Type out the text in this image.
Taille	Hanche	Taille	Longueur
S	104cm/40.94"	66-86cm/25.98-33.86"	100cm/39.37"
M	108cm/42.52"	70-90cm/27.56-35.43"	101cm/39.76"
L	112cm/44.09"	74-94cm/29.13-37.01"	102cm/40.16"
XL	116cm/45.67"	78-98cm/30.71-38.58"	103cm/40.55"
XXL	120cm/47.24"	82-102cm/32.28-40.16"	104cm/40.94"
* * *
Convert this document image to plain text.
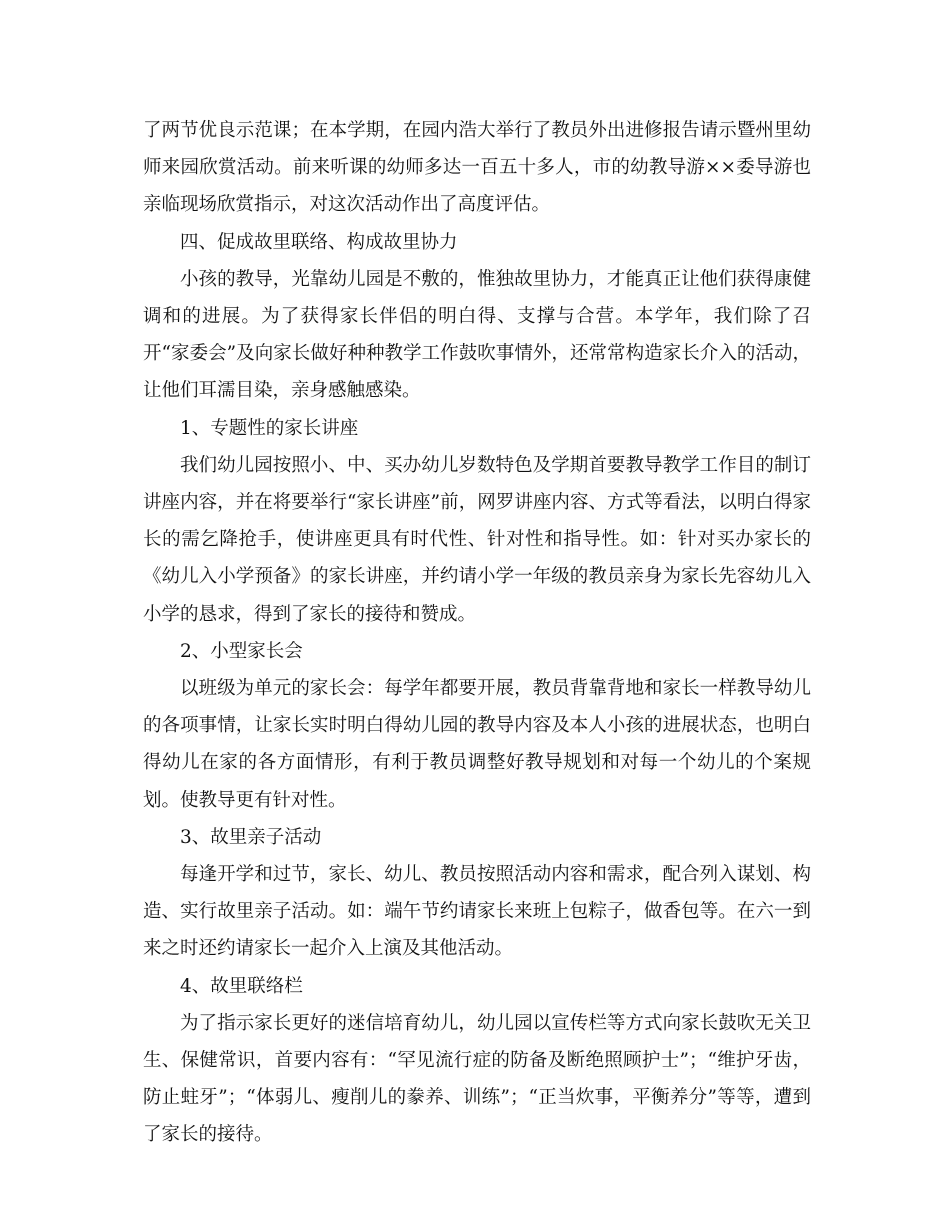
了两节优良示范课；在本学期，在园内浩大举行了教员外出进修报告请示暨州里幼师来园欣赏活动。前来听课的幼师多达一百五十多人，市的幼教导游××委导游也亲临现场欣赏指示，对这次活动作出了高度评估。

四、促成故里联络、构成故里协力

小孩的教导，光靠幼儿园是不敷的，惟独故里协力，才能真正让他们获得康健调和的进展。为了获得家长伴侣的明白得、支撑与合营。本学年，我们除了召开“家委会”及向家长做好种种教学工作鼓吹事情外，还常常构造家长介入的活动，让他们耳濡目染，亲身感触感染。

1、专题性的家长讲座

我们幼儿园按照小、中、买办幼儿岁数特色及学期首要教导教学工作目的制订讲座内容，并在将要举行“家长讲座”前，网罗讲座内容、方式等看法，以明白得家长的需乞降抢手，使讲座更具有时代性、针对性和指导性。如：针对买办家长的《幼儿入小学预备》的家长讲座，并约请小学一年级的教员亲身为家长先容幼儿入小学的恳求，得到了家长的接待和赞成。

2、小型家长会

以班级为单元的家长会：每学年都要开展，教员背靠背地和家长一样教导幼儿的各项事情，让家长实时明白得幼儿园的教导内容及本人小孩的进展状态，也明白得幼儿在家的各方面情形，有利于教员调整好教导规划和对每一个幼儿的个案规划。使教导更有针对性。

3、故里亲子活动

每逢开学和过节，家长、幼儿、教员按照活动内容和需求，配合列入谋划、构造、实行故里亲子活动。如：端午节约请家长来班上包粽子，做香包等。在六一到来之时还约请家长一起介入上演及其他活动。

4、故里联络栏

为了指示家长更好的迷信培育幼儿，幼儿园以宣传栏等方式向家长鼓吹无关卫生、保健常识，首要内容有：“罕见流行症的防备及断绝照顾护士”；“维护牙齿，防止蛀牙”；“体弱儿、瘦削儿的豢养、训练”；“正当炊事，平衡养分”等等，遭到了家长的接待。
---
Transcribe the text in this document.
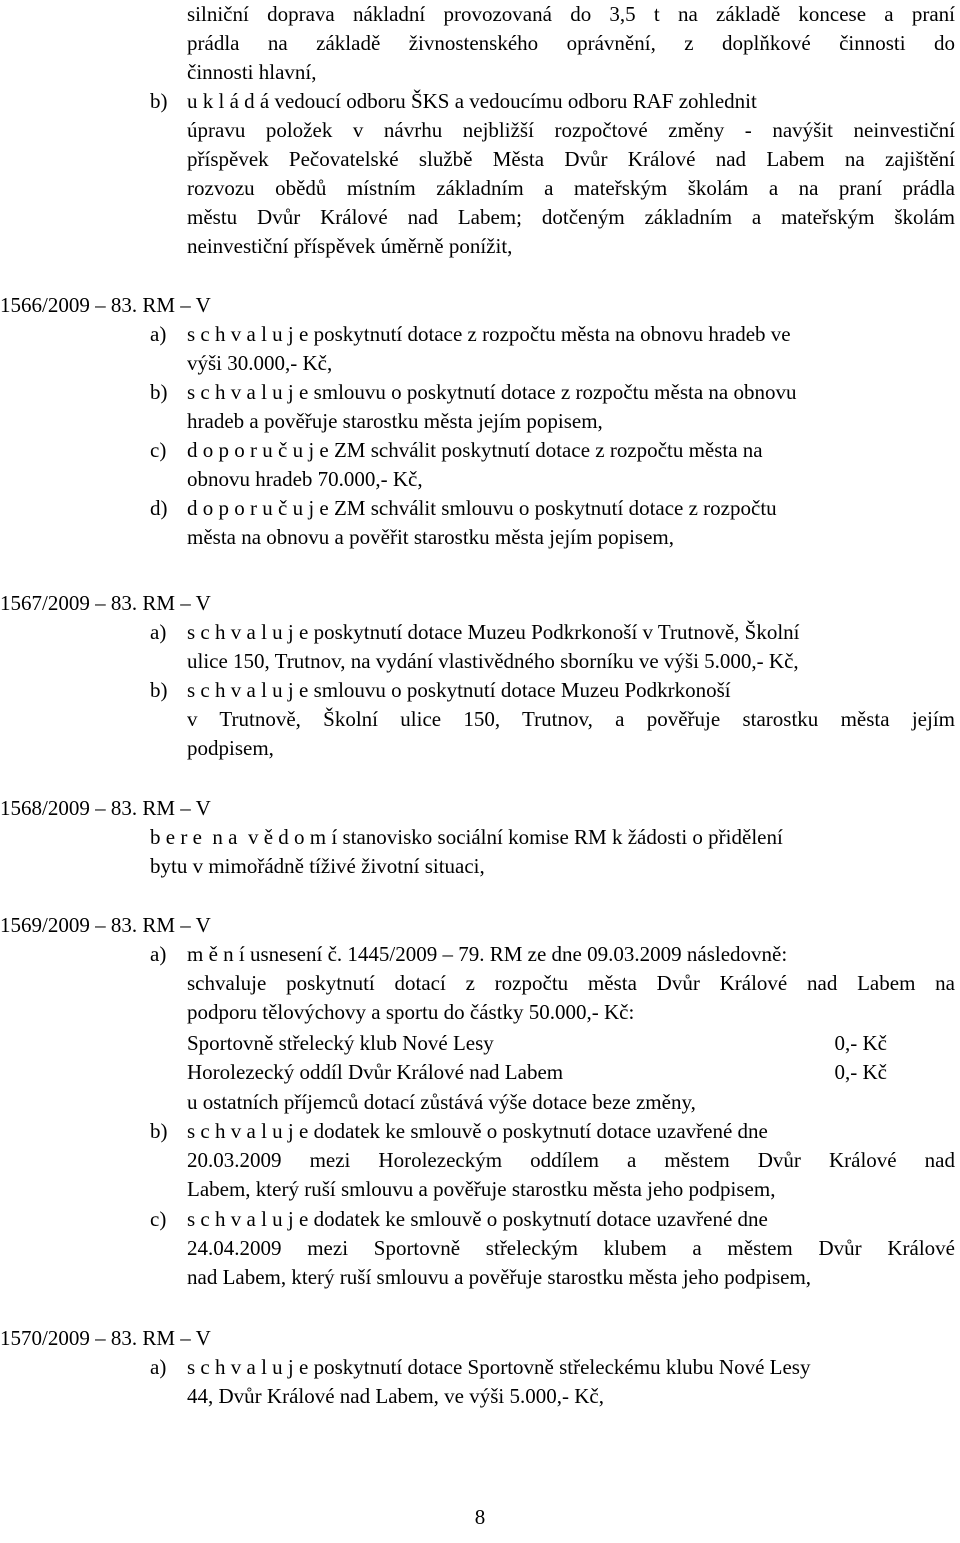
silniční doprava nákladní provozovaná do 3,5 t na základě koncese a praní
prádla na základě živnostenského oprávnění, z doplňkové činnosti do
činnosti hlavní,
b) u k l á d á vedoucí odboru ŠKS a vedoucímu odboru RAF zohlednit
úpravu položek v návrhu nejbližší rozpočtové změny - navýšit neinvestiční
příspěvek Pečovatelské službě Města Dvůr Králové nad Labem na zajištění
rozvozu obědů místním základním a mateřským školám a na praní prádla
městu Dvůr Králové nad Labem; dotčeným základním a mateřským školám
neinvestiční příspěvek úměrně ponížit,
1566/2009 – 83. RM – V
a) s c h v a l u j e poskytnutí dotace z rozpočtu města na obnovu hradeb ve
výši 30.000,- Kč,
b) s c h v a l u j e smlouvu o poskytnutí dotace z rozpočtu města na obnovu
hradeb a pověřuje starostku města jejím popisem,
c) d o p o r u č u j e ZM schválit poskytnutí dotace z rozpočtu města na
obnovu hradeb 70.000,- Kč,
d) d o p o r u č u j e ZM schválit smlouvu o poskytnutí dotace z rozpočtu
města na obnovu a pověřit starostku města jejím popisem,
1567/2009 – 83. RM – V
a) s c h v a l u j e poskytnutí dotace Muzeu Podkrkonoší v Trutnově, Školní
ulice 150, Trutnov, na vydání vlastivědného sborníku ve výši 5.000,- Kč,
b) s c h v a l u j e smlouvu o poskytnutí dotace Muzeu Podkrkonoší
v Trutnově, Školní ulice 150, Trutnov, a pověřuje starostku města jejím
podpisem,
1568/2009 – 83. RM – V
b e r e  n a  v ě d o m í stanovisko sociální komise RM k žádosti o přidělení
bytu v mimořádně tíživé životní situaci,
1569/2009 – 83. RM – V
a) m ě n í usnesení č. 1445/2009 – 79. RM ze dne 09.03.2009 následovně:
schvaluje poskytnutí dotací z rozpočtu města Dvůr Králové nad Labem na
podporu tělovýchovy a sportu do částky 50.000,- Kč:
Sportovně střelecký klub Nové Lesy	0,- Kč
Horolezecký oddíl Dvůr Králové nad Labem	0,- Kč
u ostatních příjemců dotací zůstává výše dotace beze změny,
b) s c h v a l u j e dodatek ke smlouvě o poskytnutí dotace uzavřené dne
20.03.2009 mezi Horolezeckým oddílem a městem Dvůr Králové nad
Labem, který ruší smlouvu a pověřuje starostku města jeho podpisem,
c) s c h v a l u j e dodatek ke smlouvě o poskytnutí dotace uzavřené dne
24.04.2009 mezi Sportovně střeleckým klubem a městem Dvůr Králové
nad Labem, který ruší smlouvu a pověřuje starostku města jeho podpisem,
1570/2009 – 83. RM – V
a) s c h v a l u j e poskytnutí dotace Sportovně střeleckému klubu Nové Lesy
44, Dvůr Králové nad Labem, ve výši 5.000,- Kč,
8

** GOAL OF THE EXERCISE **
Copy each line of the data above that holds "dodatek".

** WRITTEN REPLY **
b) s c h v a l u j e dodatek ke smlouvě o poskytnutí dotace uzavřené dne
c) s c h v a l u j e dodatek ke smlouvě o poskytnutí dotace uzavřené dne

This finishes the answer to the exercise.